◆ DIRECTIVE
Transcribe the records below in full; pictures stay out of the copy.

◆ SUPPLIED MATERIAL
>> Begin

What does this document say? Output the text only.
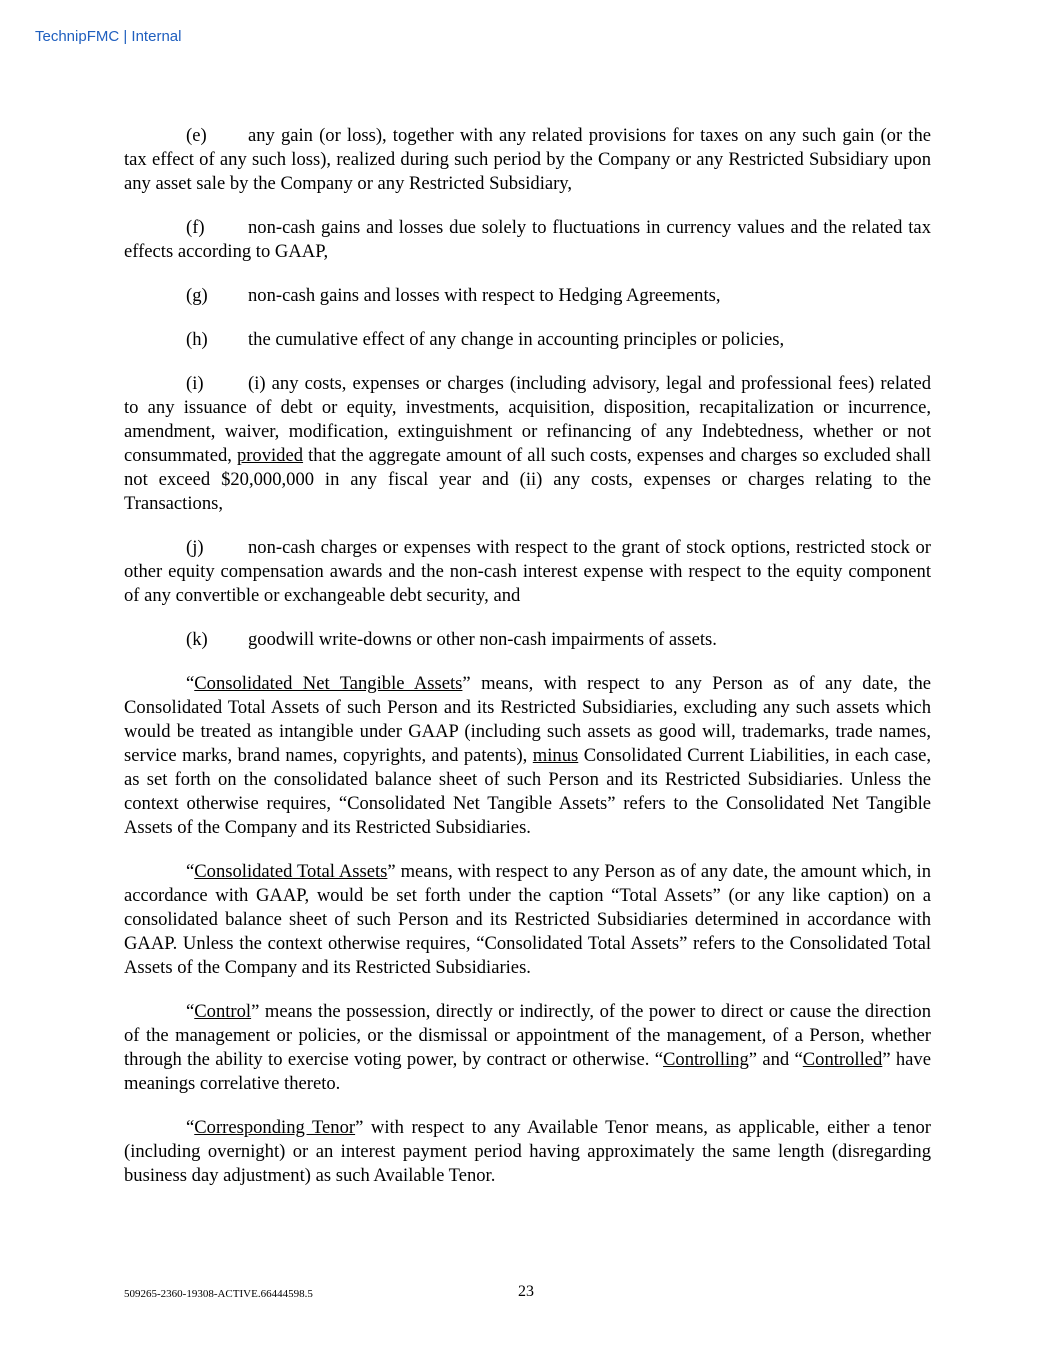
TechnipFMC | Internal

(e) any gain (or loss), together with any related provisions for taxes on any such gain (or the tax effect of any such loss), realized during such period by the Company or any Restricted Subsidiary upon any asset sale by the Company or any Restricted Subsidiary,

(f) non-cash gains and losses due solely to fluctuations in currency values and the related tax effects according to GAAP,

(g) non-cash gains and losses with respect to Hedging Agreements,

(h) the cumulative effect of any change in accounting principles or policies,

(i) (i) any costs, expenses or charges (including advisory, legal and professional fees) related to any issuance of debt or equity, investments, acquisition, disposition, recapitalization or incurrence, amendment, waiver, modification, extinguishment or refinancing of any Indebtedness, whether or not consummated, provided that the aggregate amount of all such costs, expenses and charges so excluded shall not exceed $20,000,000 in any fiscal year and (ii) any costs, expenses or charges relating to the Transactions,

(j) non-cash charges or expenses with respect to the grant of stock options, restricted stock or other equity compensation awards and the non-cash interest expense with respect to the equity component of any convertible or exchangeable debt security, and

(k) goodwill write-downs or other non-cash impairments of assets.

“Consolidated Net Tangible Assets” means, with respect to any Person as of any date, the Consolidated Total Assets of such Person and its Restricted Subsidiaries, excluding any such assets which would be treated as intangible under GAAP (including such assets as good will, trademarks, trade names, service marks, brand names, copyrights, and patents), minus Consolidated Current Liabilities, in each case, as set forth on the consolidated balance sheet of such Person and its Restricted Subsidiaries. Unless the context otherwise requires, “Consolidated Net Tangible Assets” refers to the Consolidated Net Tangible Assets of the Company and its Restricted Subsidiaries.

“Consolidated Total Assets” means, with respect to any Person as of any date, the amount which, in accordance with GAAP, would be set forth under the caption “Total Assets” (or any like caption) on a consolidated balance sheet of such Person and its Restricted Subsidiaries determined in accordance with GAAP. Unless the context otherwise requires, “Consolidated Total Assets” refers to the Consolidated Total Assets of the Company and its Restricted Subsidiaries.

“Control” means the possession, directly or indirectly, of the power to direct or cause the direction of the management or policies, or the dismissal or appointment of the management, of a Person, whether through the ability to exercise voting power, by contract or otherwise. “Controlling” and “Controlled” have meanings correlative thereto.

“Corresponding Tenor” with respect to any Available Tenor means, as applicable, either a tenor (including overnight) or an interest payment period having approximately the same length (disregarding business day adjustment) as such Available Tenor.

509265-2360-19308-ACTIVE.66444598.5	23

>> End

◆ FULL OUTPUT
What does this document say? Output the text only.
TechnipFMC | Internal

(e) any gain (or loss), together with any related provisions for taxes on any such gain (or the tax effect of any such loss), realized during such period by the Company or any Restricted Subsidiary upon any asset sale by the Company or any Restricted Subsidiary,

(f) non-cash gains and losses due solely to fluctuations in currency values and the related tax effects according to GAAP,

(g) non-cash gains and losses with respect to Hedging Agreements,

(h) the cumulative effect of any change in accounting principles or policies,

(i) (i) any costs, expenses or charges (including advisory, legal and professional fees) related to any issuance of debt or equity, investments, acquisition, disposition, recapitalization or incurrence, amendment, waiver, modification, extinguishment or refinancing of any Indebtedness, whether or not consummated, provided that the aggregate amount of all such costs, expenses and charges so excluded shall not exceed $20,000,000 in any fiscal year and (ii) any costs, expenses or charges relating to the Transactions,

(j) non-cash charges or expenses with respect to the grant of stock options, restricted stock or other equity compensation awards and the non-cash interest expense with respect to the equity component of any convertible or exchangeable debt security, and

(k) goodwill write-downs or other non-cash impairments of assets.

“Consolidated Net Tangible Assets” means, with respect to any Person as of any date, the Consolidated Total Assets of such Person and its Restricted Subsidiaries, excluding any such assets which would be treated as intangible under GAAP (including such assets as good will, trademarks, trade names, service marks, brand names, copyrights, and patents), minus Consolidated Current Liabilities, in each case, as set forth on the consolidated balance sheet of such Person and its Restricted Subsidiaries. Unless the context otherwise requires, “Consolidated Net Tangible Assets” refers to the Consolidated Net Tangible Assets of the Company and its Restricted Subsidiaries.

“Consolidated Total Assets” means, with respect to any Person as of any date, the amount which, in accordance with GAAP, would be set forth under the caption “Total Assets” (or any like caption) on a consolidated balance sheet of such Person and its Restricted Subsidiaries determined in accordance with GAAP. Unless the context otherwise requires, “Consolidated Total Assets” refers to the Consolidated Total Assets of the Company and its Restricted Subsidiaries.

“Control” means the possession, directly or indirectly, of the power to direct or cause the direction of the management or policies, or the dismissal or appointment of the management, of a Person, whether through the ability to exercise voting power, by contract or otherwise. “Controlling” and “Controlled” have meanings correlative thereto.

“Corresponding Tenor” with respect to any Available Tenor means, as applicable, either a tenor (including overnight) or an interest payment period having approximately the same length (disregarding business day adjustment) as such Available Tenor.

509265-2360-19308-ACTIVE.66444598.5	23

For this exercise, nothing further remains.